Dataset items:
+++++

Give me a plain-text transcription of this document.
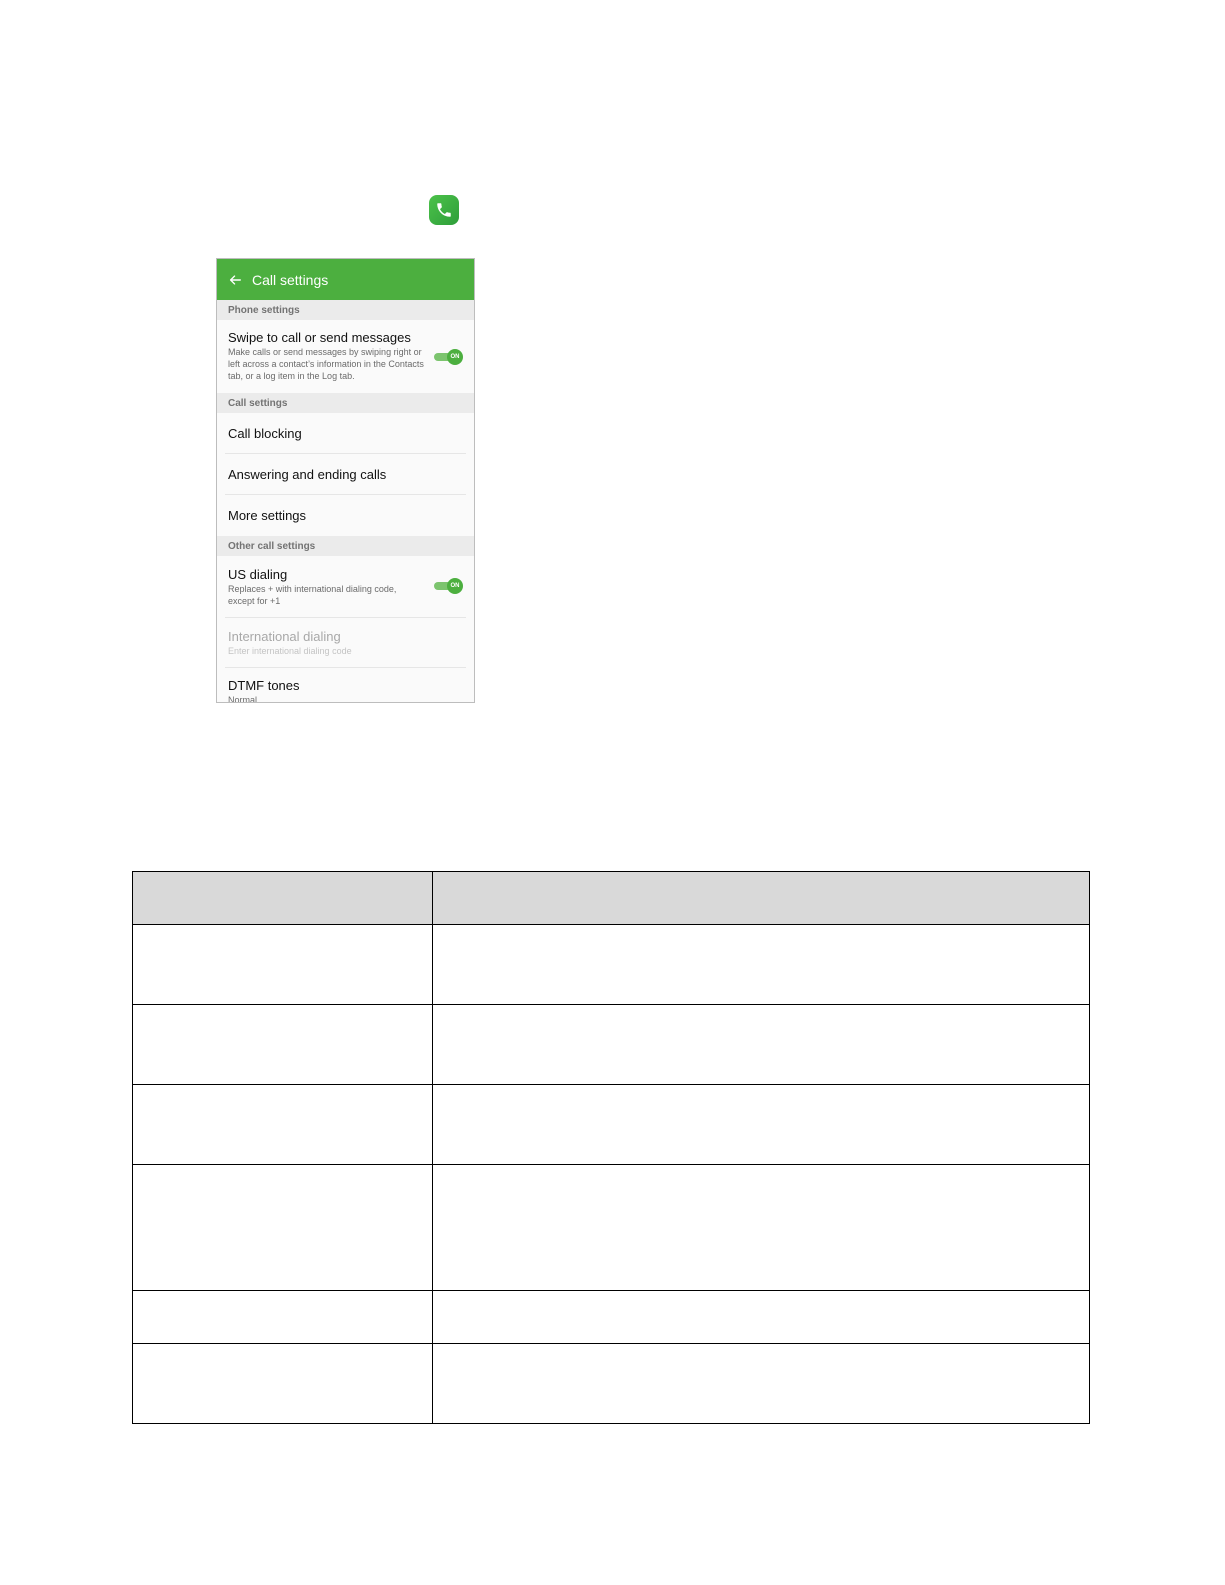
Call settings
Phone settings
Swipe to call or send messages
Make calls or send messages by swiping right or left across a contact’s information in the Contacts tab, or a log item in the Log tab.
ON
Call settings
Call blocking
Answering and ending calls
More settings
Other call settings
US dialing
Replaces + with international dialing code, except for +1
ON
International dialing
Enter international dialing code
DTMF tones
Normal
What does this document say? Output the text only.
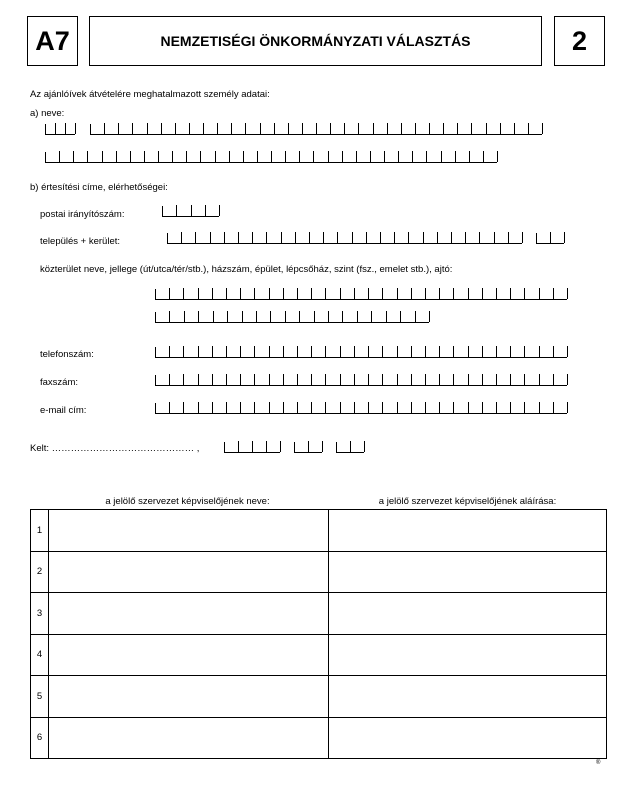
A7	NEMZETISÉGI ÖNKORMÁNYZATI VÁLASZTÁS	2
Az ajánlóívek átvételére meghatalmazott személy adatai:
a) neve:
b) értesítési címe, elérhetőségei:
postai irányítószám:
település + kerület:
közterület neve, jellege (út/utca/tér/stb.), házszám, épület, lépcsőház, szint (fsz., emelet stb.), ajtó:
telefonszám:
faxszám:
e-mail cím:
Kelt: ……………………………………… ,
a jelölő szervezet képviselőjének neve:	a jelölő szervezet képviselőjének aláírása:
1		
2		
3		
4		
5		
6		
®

+++++

Quote the material in full and exactly; do not carry over its pictures.

▶ **Reply to the task**
Give me a plain-text transcription of this document.
Call settings
Phone settings
Swipe to call or send messages
Make calls or send messages by swiping right or left across a contact’s information in the Contacts tab, or a log item in the Log tab.
ON
Call settings
Call blocking
Answering and ending calls
More settings
Other call settings
US dialing
Replaces + with international dialing code, except for +1
ON
International dialing
Enter international dialing code
DTMF tones
Normal
What does this document say? Output the text only.
A7	NEMZETISÉGI ÖNKORMÁNYZATI VÁLASZTÁS	2
Az ajánlóívek átvételére meghatalmazott személy adatai:
a) neve:
b) értesítési címe, elérhetőségei:
postai irányítószám:
település + kerület:
közterület neve, jellege (út/utca/tér/stb.), házszám, épület, lépcsőház, szint (fsz., emelet stb.), ajtó:
telefonszám:
faxszám:
e-mail cím:
Kelt: ……………………………………… ,
a jelölő szervezet képviselőjének neve:	a jelölő szervezet képviselőjének aláírása:
1		
2		
3		
4		
5		
6		
®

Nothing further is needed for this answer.